Problem description:
Pick out the lines in the listing below that contain the word "corrispondenza" and copy them.

Records provided:
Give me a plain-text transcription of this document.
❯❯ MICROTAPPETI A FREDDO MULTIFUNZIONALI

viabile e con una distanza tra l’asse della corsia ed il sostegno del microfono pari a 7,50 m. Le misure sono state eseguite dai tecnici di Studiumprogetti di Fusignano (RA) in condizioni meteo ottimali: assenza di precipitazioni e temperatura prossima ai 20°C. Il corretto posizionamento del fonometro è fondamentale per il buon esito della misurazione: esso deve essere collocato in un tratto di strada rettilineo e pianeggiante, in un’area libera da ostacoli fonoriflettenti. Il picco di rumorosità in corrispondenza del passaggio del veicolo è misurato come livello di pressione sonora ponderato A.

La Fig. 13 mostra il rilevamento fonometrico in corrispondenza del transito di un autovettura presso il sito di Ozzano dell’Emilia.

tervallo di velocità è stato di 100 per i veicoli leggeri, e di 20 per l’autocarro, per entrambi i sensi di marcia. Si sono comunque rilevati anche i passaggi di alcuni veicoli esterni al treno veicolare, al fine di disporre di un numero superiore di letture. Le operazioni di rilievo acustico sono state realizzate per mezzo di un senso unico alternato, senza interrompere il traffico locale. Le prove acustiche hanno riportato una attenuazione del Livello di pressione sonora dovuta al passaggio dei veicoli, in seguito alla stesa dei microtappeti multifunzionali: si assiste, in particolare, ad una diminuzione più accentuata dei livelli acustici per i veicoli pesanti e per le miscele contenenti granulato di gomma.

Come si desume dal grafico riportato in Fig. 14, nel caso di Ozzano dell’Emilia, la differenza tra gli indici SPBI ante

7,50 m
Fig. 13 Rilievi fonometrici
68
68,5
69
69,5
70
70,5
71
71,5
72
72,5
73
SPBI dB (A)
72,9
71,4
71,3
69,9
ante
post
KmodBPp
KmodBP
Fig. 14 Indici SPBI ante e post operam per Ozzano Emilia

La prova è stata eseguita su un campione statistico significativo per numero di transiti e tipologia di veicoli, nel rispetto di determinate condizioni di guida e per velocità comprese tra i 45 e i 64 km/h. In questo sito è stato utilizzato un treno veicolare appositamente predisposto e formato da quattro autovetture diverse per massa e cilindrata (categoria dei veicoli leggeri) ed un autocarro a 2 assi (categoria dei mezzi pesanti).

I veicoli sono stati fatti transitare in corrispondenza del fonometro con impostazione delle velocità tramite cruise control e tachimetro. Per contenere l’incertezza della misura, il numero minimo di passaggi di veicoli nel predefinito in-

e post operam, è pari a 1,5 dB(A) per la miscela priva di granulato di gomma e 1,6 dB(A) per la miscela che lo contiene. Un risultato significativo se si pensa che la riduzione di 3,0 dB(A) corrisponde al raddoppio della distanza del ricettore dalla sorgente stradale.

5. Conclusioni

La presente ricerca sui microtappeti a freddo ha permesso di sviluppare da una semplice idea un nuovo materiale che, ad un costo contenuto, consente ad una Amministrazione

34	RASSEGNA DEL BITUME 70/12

Completed task:
viabile e con una distanza tra l’asse della corsia ed il sostegno del microfono pari a 7,50 m. Le misure sono state eseguite dai tecnici di Studiumprogetti di Fusignano (RA) in condizioni meteo ottimali: assenza di precipitazioni e temperatura prossima ai 20°C. Il corretto posizionamento del fonometro è fondamentale per il buon esito della misurazione: esso deve essere collocato in un tratto di strada rettilineo e pianeggiante, in un’area libera da ostacoli fonoriflettenti. Il picco di rumorosità in corrispondenza del passaggio del veicolo è misurato come livello di pressione sonora ponderato A.
La Fig. 13 mostra il rilevamento fonometrico in corrispondenza del transito di un autovettura presso il sito di Ozzano dell’Emilia.
I veicoli sono stati fatti transitare in corrispondenza del fonometro con impostazione delle velocità tramite cruise control e tachimetro. Per contenere l’incertezza della misura, il numero minimo di passaggi di veicoli nel predefinito in-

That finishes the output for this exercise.